# INFORMATION SUPPLIED:
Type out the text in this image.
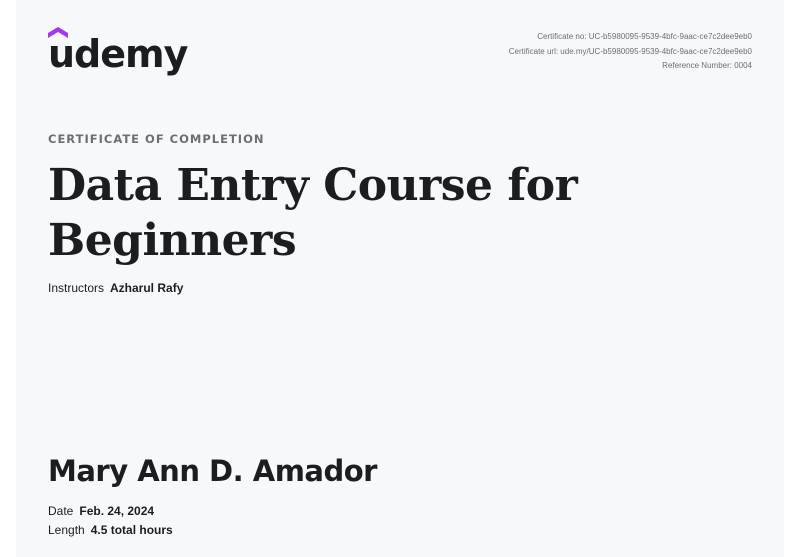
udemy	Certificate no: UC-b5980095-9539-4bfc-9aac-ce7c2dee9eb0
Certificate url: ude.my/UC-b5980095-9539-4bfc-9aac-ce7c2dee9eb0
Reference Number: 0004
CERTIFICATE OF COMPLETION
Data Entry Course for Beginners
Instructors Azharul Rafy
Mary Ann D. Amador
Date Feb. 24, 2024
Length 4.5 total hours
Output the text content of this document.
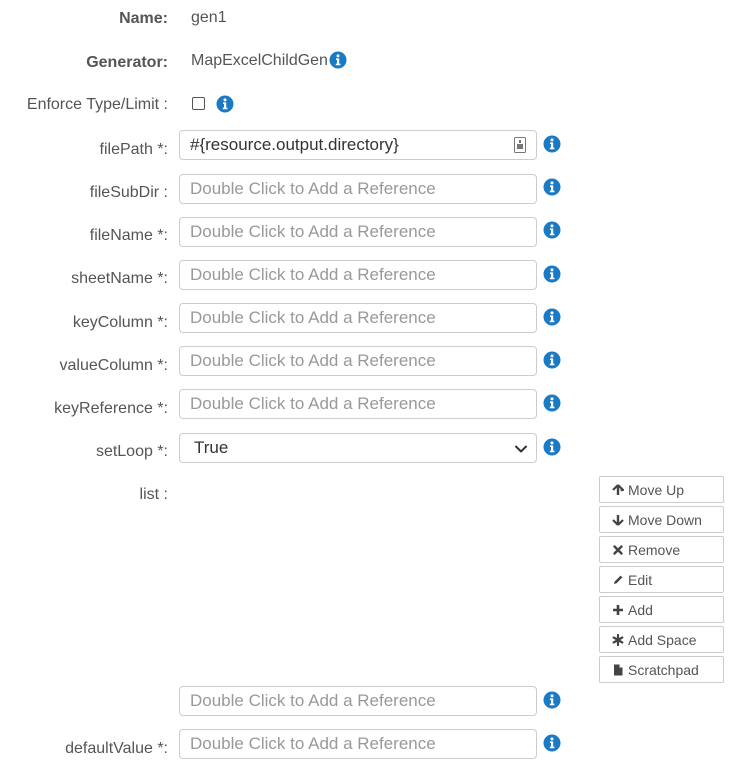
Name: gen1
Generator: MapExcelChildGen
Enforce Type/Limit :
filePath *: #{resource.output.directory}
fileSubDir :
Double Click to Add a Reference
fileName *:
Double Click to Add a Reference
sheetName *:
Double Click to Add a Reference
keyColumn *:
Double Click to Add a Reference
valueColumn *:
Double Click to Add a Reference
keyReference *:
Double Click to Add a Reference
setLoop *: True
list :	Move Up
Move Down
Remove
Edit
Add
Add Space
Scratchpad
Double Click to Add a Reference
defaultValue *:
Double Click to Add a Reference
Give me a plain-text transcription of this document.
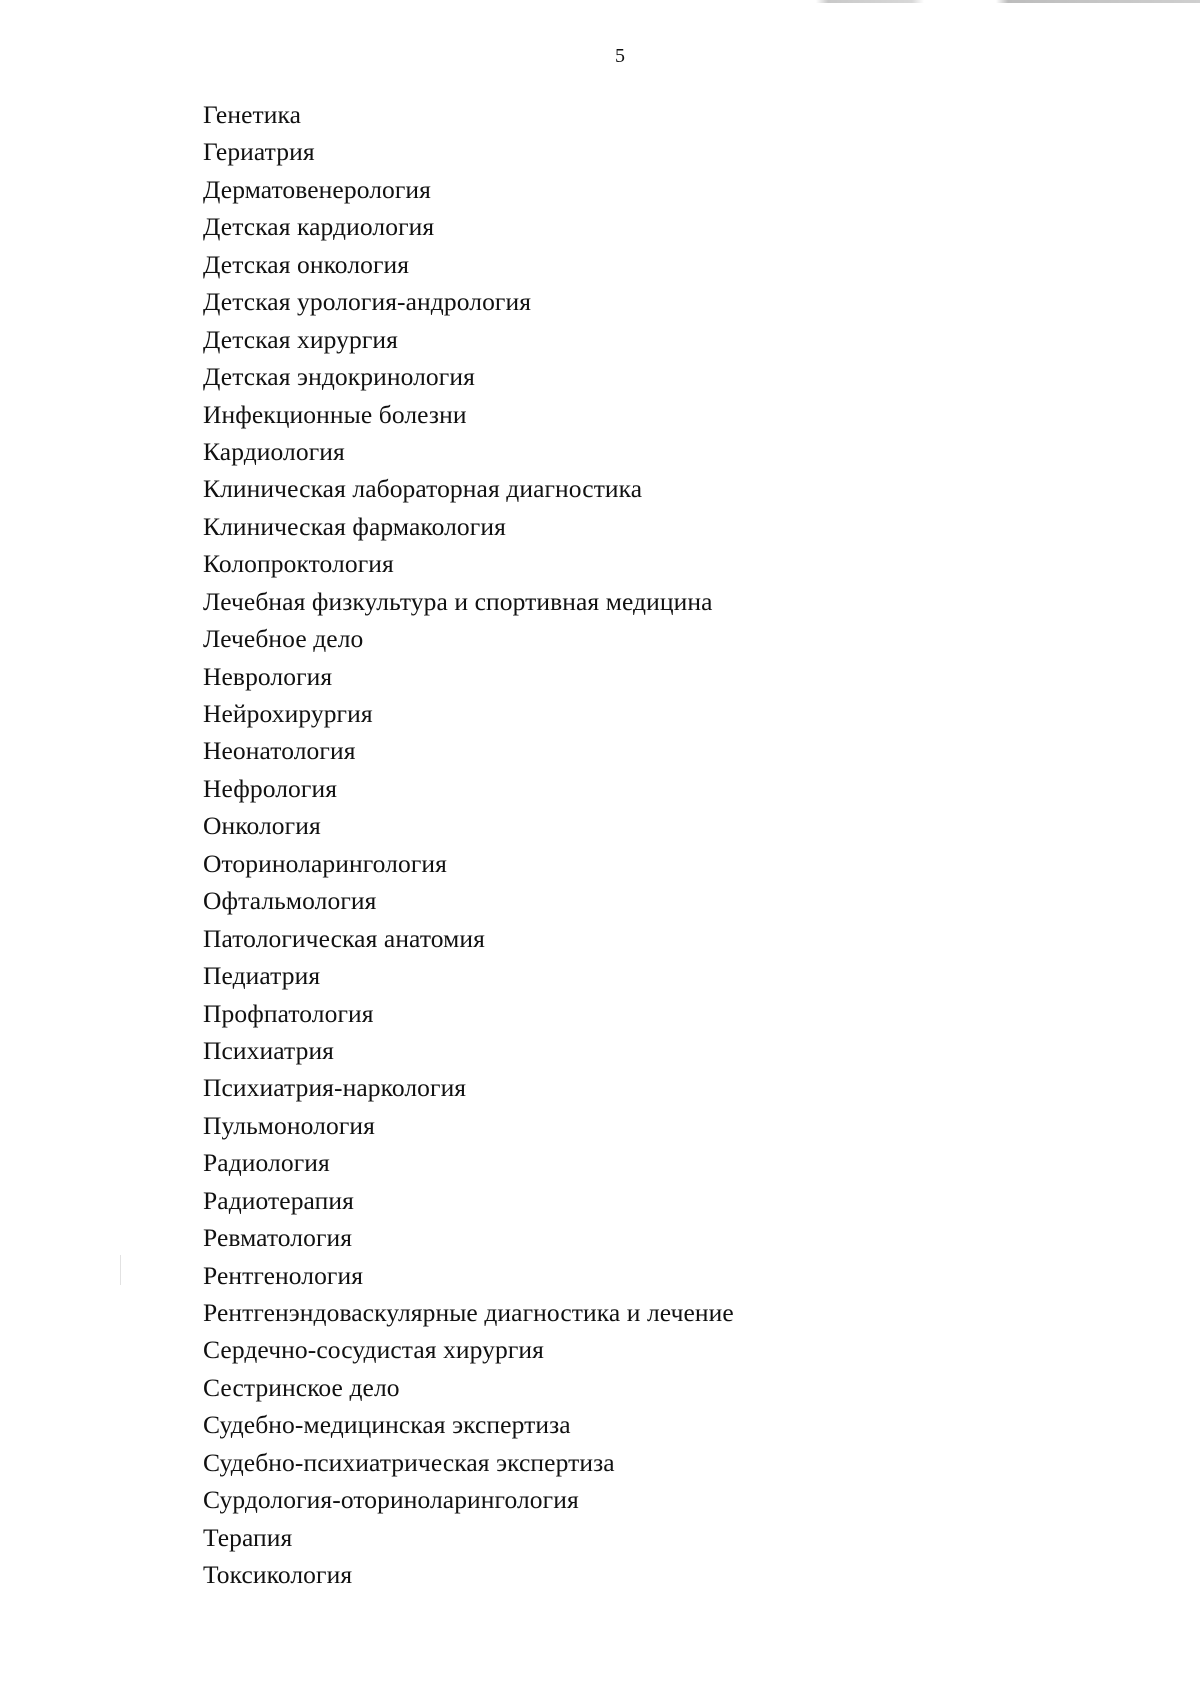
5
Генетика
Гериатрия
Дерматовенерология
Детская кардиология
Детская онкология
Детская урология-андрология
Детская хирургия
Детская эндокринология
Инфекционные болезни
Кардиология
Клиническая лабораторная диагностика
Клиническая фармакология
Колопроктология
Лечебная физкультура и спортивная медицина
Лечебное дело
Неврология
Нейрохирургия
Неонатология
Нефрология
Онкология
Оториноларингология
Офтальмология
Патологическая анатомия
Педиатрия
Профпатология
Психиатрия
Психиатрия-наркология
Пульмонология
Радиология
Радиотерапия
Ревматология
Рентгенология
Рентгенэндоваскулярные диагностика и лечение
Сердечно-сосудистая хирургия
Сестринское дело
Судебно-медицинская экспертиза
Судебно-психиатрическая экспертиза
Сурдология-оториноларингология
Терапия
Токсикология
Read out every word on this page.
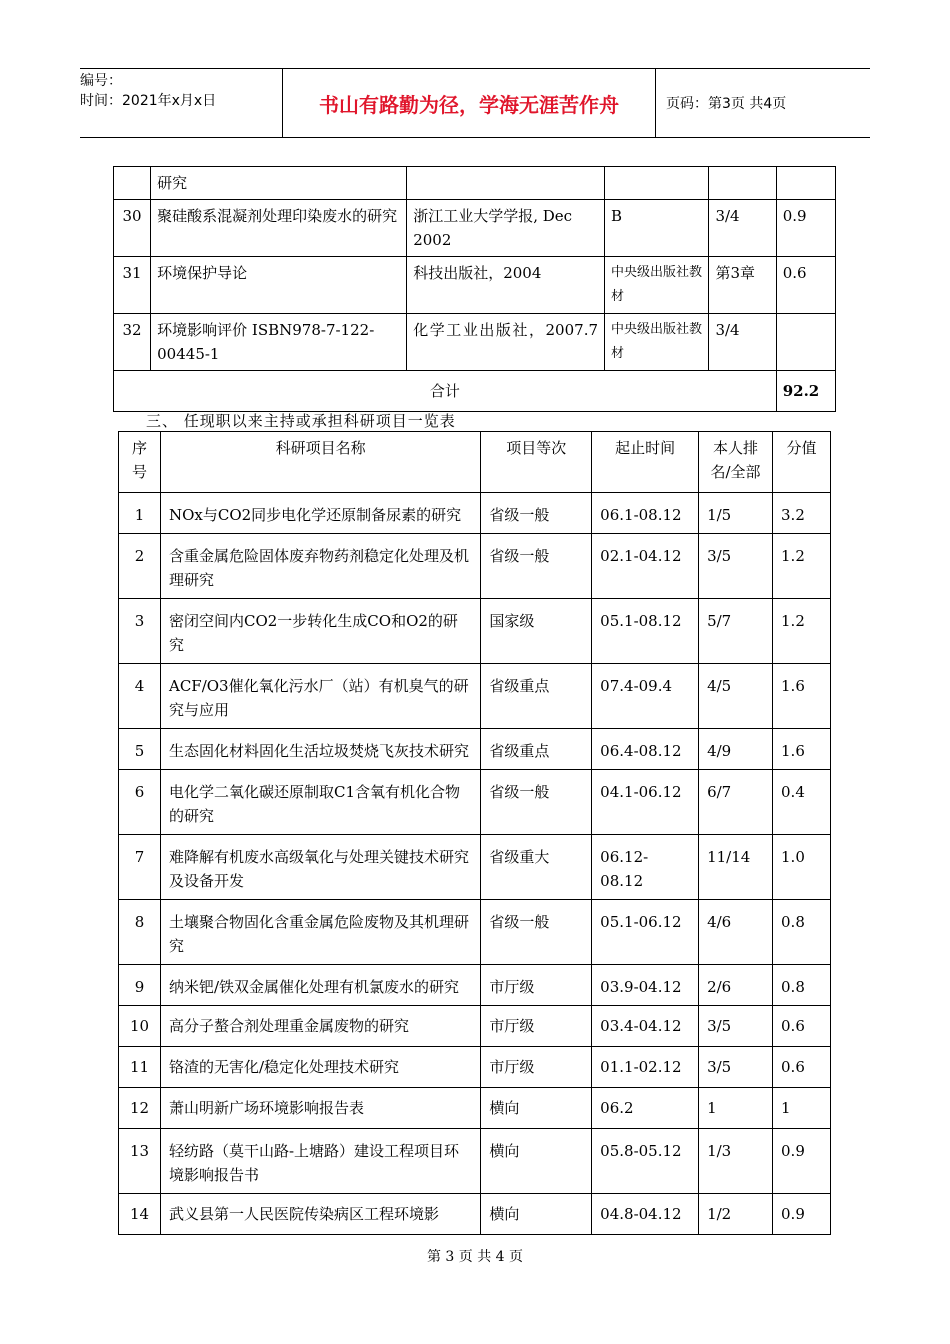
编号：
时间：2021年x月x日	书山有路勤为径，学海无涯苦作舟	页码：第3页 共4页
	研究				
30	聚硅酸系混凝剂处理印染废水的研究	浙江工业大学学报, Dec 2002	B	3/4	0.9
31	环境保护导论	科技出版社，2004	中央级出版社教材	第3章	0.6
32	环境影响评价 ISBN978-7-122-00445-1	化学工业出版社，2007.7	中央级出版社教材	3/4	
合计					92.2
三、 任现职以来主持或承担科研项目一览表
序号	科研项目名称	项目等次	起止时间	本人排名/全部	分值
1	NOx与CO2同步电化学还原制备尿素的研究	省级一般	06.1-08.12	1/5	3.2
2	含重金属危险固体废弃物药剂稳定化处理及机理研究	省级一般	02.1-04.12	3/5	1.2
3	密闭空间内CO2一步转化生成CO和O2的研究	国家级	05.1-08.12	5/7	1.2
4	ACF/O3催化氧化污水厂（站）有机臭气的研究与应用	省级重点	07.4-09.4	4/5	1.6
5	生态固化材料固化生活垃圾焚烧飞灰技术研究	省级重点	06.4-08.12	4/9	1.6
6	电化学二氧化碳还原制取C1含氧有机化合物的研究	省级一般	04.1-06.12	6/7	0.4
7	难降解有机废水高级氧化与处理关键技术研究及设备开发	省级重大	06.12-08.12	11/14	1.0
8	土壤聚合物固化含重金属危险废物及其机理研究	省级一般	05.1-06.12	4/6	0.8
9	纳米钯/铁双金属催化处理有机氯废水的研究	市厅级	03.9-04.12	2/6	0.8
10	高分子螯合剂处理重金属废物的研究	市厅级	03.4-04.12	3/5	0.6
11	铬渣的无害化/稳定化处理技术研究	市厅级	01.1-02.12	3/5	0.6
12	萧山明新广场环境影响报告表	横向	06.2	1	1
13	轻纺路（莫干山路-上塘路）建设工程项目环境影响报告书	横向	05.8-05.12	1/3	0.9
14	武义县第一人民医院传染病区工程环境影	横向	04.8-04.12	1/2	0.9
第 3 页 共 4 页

# GIVEN EXERCISE:
All entries must be written out again exactly as given, with no pictures in the copy.

# TASK OUTPUT:
Type out the text in this image.
udemy	Certificate no: UC-b5980095-9539-4bfc-9aac-ce7c2dee9eb0
Certificate url: ude.my/UC-b5980095-9539-4bfc-9aac-ce7c2dee9eb0
Reference Number: 0004
CERTIFICATE OF COMPLETION
Data Entry Course for Beginners
Instructors Azharul Rafy
Mary Ann D. Amador
Date Feb. 24, 2024
Length 4.5 total hours
Output the text content of this document.
Name: gen1
Generator: MapExcelChildGen
Enforce Type/Limit :
filePath *: #{resource.output.directory}
fileSubDir :
Double Click to Add a Reference
fileName *:
Double Click to Add a Reference
sheetName *:
Double Click to Add a Reference
keyColumn *:
Double Click to Add a Reference
valueColumn *:
Double Click to Add a Reference
keyReference *:
Double Click to Add a Reference
setLoop *: True
list :	Move Up
Move Down
Remove
Edit
Add
Add Space
Scratchpad
Double Click to Add a Reference
defaultValue *:
Double Click to Add a Reference
Give me a plain-text transcription of this document.
5
Генетика
Гериатрия
Дерматовенерология
Детская кардиология
Детская онкология
Детская урология-андрология
Детская хирургия
Детская эндокринология
Инфекционные болезни
Кардиология
Клиническая лабораторная диагностика
Клиническая фармакология
Колопроктология
Лечебная физкультура и спортивная медицина
Лечебное дело
Неврология
Нейрохирургия
Неонатология
Нефрология
Онкология
Оториноларингология
Офтальмология
Патологическая анатомия
Педиатрия
Профпатология
Психиатрия
Психиатрия-наркология
Пульмонология
Радиология
Радиотерапия
Ревматология
Рентгенология
Рентгенэндоваскулярные диагностика и лечение
Сердечно-сосудистая хирургия
Сестринское дело
Судебно-медицинская экспертиза
Судебно-психиатрическая экспертиза
Сурдология-оториноларингология
Терапия
Токсикология
Read out every word on this page.
编号：
时间：2021年x月x日	书山有路勤为径，学海无涯苦作舟	页码：第3页 共4页
	研究				
30	聚硅酸系混凝剂处理印染废水的研究	浙江工业大学学报, Dec 2002	B	3/4	0.9
31	环境保护导论	科技出版社，2004	中央级出版社教材	第3章	0.6
32	环境影响评价 ISBN978-7-122-00445-1	化学工业出版社，2007.7	中央级出版社教材	3/4	
合计					92.2
三、 任现职以来主持或承担科研项目一览表
序号	科研项目名称	项目等次	起止时间	本人排名/全部	分值
1	NOx与CO2同步电化学还原制备尿素的研究	省级一般	06.1-08.12	1/5	3.2
2	含重金属危险固体废弃物药剂稳定化处理及机理研究	省级一般	02.1-04.12	3/5	1.2
3	密闭空间内CO2一步转化生成CO和O2的研究	国家级	05.1-08.12	5/7	1.2
4	ACF/O3催化氧化污水厂（站）有机臭气的研究与应用	省级重点	07.4-09.4	4/5	1.6
5	生态固化材料固化生活垃圾焚烧飞灰技术研究	省级重点	06.4-08.12	4/9	1.6
6	电化学二氧化碳还原制取C1含氧有机化合物的研究	省级一般	04.1-06.12	6/7	0.4
7	难降解有机废水高级氧化与处理关键技术研究及设备开发	省级重大	06.12-08.12	11/14	1.0
8	土壤聚合物固化含重金属危险废物及其机理研究	省级一般	05.1-06.12	4/6	0.8
9	纳米钯/铁双金属催化处理有机氯废水的研究	市厅级	03.9-04.12	2/6	0.8
10	高分子螯合剂处理重金属废物的研究	市厅级	03.4-04.12	3/5	0.6
11	铬渣的无害化/稳定化处理技术研究	市厅级	01.1-02.12	3/5	0.6
12	萧山明新广场环境影响报告表	横向	06.2	1	1
13	轻纺路（莫干山路-上塘路）建设工程项目环境影响报告书	横向	05.8-05.12	1/3	0.9
14	武义县第一人民医院传染病区工程环境影	横向	04.8-04.12	1/2	0.9
第 3 页 共 4 页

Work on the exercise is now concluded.